GIVEN PROBLEM: Copy out all lines carrying the word "apalagi".

+ + +

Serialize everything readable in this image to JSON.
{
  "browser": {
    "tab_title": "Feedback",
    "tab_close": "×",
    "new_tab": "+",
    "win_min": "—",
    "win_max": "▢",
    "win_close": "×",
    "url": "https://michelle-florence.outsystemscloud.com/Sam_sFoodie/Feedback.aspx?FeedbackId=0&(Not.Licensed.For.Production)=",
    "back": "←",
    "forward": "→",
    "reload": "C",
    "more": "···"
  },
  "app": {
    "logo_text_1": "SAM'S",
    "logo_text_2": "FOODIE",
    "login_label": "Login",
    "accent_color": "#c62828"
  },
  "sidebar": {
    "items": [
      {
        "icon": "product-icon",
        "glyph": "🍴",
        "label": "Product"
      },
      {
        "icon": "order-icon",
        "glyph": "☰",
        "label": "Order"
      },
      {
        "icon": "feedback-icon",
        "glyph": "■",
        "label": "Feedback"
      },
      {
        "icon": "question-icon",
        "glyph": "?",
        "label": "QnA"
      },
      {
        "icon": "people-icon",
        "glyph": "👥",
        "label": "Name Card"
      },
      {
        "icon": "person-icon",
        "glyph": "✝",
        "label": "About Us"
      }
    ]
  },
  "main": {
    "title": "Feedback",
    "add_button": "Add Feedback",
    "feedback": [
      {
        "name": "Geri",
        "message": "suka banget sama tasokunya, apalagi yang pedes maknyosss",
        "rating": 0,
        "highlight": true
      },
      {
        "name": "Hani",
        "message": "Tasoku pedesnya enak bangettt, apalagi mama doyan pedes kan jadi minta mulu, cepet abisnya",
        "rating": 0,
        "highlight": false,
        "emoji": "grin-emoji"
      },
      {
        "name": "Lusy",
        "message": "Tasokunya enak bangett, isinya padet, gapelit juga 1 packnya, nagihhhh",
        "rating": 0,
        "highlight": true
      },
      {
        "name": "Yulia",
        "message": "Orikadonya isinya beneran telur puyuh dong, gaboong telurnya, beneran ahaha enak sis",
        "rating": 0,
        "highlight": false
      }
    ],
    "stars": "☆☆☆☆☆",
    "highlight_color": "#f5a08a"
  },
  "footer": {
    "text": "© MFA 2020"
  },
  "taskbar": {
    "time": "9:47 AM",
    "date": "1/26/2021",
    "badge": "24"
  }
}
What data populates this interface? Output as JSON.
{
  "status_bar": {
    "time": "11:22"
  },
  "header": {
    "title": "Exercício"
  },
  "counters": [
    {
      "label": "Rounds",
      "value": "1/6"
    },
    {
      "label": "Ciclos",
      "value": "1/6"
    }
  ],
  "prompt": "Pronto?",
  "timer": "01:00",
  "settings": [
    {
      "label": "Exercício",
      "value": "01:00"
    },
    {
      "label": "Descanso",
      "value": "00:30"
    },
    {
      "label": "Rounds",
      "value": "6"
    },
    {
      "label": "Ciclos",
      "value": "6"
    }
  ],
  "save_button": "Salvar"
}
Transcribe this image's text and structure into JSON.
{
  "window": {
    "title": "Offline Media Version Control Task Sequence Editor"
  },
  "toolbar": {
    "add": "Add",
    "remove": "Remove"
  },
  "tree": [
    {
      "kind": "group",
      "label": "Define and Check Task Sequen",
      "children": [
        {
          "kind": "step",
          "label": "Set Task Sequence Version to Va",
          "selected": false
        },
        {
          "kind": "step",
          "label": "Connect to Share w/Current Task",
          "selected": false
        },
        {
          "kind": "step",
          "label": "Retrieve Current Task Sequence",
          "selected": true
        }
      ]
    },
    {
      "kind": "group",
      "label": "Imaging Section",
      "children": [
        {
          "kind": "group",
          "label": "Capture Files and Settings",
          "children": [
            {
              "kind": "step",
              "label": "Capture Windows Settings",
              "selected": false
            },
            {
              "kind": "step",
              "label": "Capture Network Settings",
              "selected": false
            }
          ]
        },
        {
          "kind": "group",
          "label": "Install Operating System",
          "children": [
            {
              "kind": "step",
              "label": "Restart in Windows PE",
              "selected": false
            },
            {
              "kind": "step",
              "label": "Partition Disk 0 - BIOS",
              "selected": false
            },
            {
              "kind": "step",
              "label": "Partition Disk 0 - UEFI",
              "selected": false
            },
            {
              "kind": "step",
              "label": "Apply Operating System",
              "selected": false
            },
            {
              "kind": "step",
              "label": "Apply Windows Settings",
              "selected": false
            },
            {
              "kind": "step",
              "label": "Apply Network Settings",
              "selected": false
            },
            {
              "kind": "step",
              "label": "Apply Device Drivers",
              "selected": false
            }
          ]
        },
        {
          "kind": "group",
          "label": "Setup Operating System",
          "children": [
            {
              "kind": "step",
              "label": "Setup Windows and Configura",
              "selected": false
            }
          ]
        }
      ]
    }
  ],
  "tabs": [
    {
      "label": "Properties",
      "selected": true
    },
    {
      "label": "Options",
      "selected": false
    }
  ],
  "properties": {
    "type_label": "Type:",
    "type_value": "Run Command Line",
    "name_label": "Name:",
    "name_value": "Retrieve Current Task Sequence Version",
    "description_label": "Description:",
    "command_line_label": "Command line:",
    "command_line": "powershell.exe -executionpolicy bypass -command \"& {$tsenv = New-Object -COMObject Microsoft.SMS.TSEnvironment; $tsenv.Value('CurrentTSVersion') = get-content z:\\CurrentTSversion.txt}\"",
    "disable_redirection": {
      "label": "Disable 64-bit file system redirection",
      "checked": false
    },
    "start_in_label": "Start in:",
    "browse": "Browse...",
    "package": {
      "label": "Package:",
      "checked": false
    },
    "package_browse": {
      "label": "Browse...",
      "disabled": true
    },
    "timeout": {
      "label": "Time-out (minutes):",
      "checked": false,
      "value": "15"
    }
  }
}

+ + +

SOLUTION TO THE EXERCISE:
        "message": "suka banget sama tasokunya, apalagi yang pedes maknyosss",
        "message": "Tasoku pedesnya enak bangettt, apalagi mama doyan pedes kan jadi minta mulu, cepet abisnya",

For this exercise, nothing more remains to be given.